### ROWS ###

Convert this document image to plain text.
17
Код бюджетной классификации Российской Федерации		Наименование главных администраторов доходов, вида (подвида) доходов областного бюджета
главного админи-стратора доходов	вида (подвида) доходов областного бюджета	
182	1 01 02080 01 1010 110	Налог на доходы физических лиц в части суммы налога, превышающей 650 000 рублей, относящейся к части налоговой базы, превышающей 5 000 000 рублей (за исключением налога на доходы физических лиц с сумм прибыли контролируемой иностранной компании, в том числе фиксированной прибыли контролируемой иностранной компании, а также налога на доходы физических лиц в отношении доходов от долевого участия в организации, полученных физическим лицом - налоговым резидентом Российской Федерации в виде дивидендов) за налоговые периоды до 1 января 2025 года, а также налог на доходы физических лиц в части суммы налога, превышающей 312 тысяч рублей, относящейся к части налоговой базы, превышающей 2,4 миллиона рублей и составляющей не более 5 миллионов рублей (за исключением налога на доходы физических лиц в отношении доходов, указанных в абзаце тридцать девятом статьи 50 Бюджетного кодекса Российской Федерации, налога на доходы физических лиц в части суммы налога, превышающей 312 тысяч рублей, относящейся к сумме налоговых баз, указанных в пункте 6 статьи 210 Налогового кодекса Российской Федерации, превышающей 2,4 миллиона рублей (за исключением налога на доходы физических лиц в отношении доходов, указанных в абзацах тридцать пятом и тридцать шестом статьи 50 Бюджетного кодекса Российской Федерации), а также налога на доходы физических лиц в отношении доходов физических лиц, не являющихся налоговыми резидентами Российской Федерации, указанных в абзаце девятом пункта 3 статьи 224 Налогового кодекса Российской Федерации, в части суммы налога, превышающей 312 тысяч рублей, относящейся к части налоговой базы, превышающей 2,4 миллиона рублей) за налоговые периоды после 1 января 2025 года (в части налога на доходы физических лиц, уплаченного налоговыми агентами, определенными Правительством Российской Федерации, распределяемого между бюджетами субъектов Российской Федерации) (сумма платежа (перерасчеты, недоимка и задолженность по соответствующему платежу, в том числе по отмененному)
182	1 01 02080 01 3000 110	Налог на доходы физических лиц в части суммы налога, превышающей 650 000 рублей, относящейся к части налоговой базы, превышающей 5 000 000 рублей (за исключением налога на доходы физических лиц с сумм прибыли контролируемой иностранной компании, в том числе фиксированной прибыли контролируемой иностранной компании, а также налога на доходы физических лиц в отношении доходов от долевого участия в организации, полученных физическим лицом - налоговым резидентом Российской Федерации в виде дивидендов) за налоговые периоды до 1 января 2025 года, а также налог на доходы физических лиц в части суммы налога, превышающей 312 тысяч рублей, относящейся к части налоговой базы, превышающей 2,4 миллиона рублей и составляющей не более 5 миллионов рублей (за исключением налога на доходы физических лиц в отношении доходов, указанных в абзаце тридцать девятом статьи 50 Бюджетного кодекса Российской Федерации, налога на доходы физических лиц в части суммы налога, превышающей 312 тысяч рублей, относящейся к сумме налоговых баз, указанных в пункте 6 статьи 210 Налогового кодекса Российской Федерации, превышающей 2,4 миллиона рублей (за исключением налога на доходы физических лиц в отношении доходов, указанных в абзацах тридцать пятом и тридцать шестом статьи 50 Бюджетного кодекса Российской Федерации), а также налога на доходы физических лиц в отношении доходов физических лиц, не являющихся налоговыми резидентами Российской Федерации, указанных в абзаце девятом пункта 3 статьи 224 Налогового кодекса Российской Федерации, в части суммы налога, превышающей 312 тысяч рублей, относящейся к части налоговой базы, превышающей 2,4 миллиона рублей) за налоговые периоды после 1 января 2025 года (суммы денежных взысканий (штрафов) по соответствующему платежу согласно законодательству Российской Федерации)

###

■ **TASK REQUIREMENTS**: Transcribe the material above in its entirety. Match it exactly.

■ **EXERCISE RESULT**:
Convert this document image to plain text.
17
Код бюджетной классификации Российской Федерации		Наименование главных администраторов доходов, вида (подвида) доходов областного бюджета
главного админи-стратора доходов	вида (подвида) доходов областного бюджета	
182	1 01 02080 01 1010 110	Налог на доходы физических лиц в части суммы налога, превышающей 650 000 рублей, относящейся к части налоговой базы, превышающей 5 000 000 рублей (за исключением налога на доходы физических лиц с сумм прибыли контролируемой иностранной компании, в том числе фиксированной прибыли контролируемой иностранной компании, а также налога на доходы физических лиц в отношении доходов от долевого участия в организации, полученных физическим лицом - налоговым резидентом Российской Федерации в виде дивидендов) за налоговые периоды до 1 января 2025 года, а также налог на доходы физических лиц в части суммы налога, превышающей 312 тысяч рублей, относящейся к части налоговой базы, превышающей 2,4 миллиона рублей и составляющей не более 5 миллионов рублей (за исключением налога на доходы физических лиц в отношении доходов, указанных в абзаце тридцать девятом статьи 50 Бюджетного кодекса Российской Федерации, налога на доходы физических лиц в части суммы налога, превышающей 312 тысяч рублей, относящейся к сумме налоговых баз, указанных в пункте 6 статьи 210 Налогового кодекса Российской Федерации, превышающей 2,4 миллиона рублей (за исключением налога на доходы физических лиц в отношении доходов, указанных в абзацах тридцать пятом и тридцать шестом статьи 50 Бюджетного кодекса Российской Федерации), а также налога на доходы физических лиц в отношении доходов физических лиц, не являющихся налоговыми резидентами Российской Федерации, указанных в абзаце девятом пункта 3 статьи 224 Налогового кодекса Российской Федерации, в части суммы налога, превышающей 312 тысяч рублей, относящейся к части налоговой базы, превышающей 2,4 миллиона рублей) за налоговые периоды после 1 января 2025 года (в части налога на доходы физических лиц, уплаченного налоговыми агентами, определенными Правительством Российской Федерации, распределяемого между бюджетами субъектов Российской Федерации) (сумма платежа (перерасчеты, недоимка и задолженность по соответствующему платежу, в том числе по отмененному)
182	1 01 02080 01 3000 110	Налог на доходы физических лиц в части суммы налога, превышающей 650 000 рублей, относящейся к части налоговой базы, превышающей 5 000 000 рублей (за исключением налога на доходы физических лиц с сумм прибыли контролируемой иностранной компании, в том числе фиксированной прибыли контролируемой иностранной компании, а также налога на доходы физических лиц в отношении доходов от долевого участия в организации, полученных физическим лицом - налоговым резидентом Российской Федерации в виде дивидендов) за налоговые периоды до 1 января 2025 года, а также налог на доходы физических лиц в части суммы налога, превышающей 312 тысяч рублей, относящейся к части налоговой базы, превышающей 2,4 миллиона рублей и составляющей не более 5 миллионов рублей (за исключением налога на доходы физических лиц в отношении доходов, указанных в абзаце тридцать девятом статьи 50 Бюджетного кодекса Российской Федерации, налога на доходы физических лиц в части суммы налога, превышающей 312 тысяч рублей, относящейся к сумме налоговых баз, указанных в пункте 6 статьи 210 Налогового кодекса Российской Федерации, превышающей 2,4 миллиона рублей (за исключением налога на доходы физических лиц в отношении доходов, указанных в абзацах тридцать пятом и тридцать шестом статьи 50 Бюджетного кодекса Российской Федерации), а также налога на доходы физических лиц в отношении доходов физических лиц, не являющихся налоговыми резидентами Российской Федерации, указанных в абзаце девятом пункта 3 статьи 224 Налогового кодекса Российской Федерации, в части суммы налога, превышающей 312 тысяч рублей, относящейся к части налоговой базы, превышающей 2,4 миллиона рублей) за налоговые периоды после 1 января 2025 года (суммы денежных взысканий (штрафов) по соответствующему платежу согласно законодательству Российской Федерации)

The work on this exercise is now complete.